Each record below should appear again exactly as written.

--- start Excerpted data ---

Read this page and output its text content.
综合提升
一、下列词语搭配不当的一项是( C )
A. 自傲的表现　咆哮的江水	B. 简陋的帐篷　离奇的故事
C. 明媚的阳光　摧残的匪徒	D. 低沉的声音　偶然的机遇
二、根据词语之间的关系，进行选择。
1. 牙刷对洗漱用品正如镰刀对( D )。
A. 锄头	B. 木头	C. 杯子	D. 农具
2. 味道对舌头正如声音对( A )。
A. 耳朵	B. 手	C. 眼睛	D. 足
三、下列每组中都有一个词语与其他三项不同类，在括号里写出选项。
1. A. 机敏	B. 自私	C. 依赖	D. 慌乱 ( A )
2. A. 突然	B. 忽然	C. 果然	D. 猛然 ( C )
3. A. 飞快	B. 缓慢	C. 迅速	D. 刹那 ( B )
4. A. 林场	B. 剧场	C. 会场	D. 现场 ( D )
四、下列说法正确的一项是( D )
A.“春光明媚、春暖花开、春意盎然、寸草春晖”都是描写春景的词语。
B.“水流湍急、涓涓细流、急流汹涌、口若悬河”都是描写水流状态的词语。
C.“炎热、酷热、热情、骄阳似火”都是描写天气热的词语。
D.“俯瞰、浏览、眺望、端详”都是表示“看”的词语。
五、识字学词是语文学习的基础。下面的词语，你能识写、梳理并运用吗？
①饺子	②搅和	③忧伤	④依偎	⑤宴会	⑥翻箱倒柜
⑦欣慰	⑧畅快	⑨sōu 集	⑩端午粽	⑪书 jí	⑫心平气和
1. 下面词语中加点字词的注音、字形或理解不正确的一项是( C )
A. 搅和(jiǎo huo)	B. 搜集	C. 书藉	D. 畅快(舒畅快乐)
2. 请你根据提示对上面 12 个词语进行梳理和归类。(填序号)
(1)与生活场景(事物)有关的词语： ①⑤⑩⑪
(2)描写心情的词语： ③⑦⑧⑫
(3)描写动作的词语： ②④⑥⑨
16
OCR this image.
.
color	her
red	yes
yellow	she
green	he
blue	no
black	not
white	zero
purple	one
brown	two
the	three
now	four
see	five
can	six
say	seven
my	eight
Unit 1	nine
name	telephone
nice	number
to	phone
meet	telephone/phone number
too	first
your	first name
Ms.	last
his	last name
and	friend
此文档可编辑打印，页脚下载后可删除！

--- end Excerpted data ---

### Full solution
Read this page and output its text content.
综合提升
一、下列词语搭配不当的一项是( C )
A. 自傲的表现　咆哮的江水	B. 简陋的帐篷　离奇的故事
C. 明媚的阳光　摧残的匪徒	D. 低沉的声音　偶然的机遇
二、根据词语之间的关系，进行选择。
1. 牙刷对洗漱用品正如镰刀对( D )。
A. 锄头	B. 木头	C. 杯子	D. 农具
2. 味道对舌头正如声音对( A )。
A. 耳朵	B. 手	C. 眼睛	D. 足
三、下列每组中都有一个词语与其他三项不同类，在括号里写出选项。
1. A. 机敏	B. 自私	C. 依赖	D. 慌乱 ( A )
2. A. 突然	B. 忽然	C. 果然	D. 猛然 ( C )
3. A. 飞快	B. 缓慢	C. 迅速	D. 刹那 ( B )
4. A. 林场	B. 剧场	C. 会场	D. 现场 ( D )
四、下列说法正确的一项是( D )
A.“春光明媚、春暖花开、春意盎然、寸草春晖”都是描写春景的词语。
B.“水流湍急、涓涓细流、急流汹涌、口若悬河”都是描写水流状态的词语。
C.“炎热、酷热、热情、骄阳似火”都是描写天气热的词语。
D.“俯瞰、浏览、眺望、端详”都是表示“看”的词语。
五、识字学词是语文学习的基础。下面的词语，你能识写、梳理并运用吗？
①饺子	②搅和	③忧伤	④依偎	⑤宴会	⑥翻箱倒柜
⑦欣慰	⑧畅快	⑨sōu 集	⑩端午粽	⑪书 jí	⑫心平气和
1. 下面词语中加点字词的注音、字形或理解不正确的一项是( C )
A. 搅和(jiǎo huo)	B. 搜集	C. 书藉	D. 畅快(舒畅快乐)
2. 请你根据提示对上面 12 个词语进行梳理和归类。(填序号)
(1)与生活场景(事物)有关的词语： ①⑤⑩⑪
(2)描写心情的词语： ③⑦⑧⑫
(3)描写动作的词语： ②④⑥⑨
16
OCR this image.
.
color	her
red	yes
yellow	she
green	he
blue	no
black	not
white	zero
purple	one
brown	two
the	three
now	four
see	five
can	six
say	seven
my	eight
Unit 1	nine
name	telephone
nice	number
to	phone
meet	telephone/phone number
too	first
your	first name
Ms.	last
his	last name
and	friend
此文档可编辑打印，页脚下载后可删除！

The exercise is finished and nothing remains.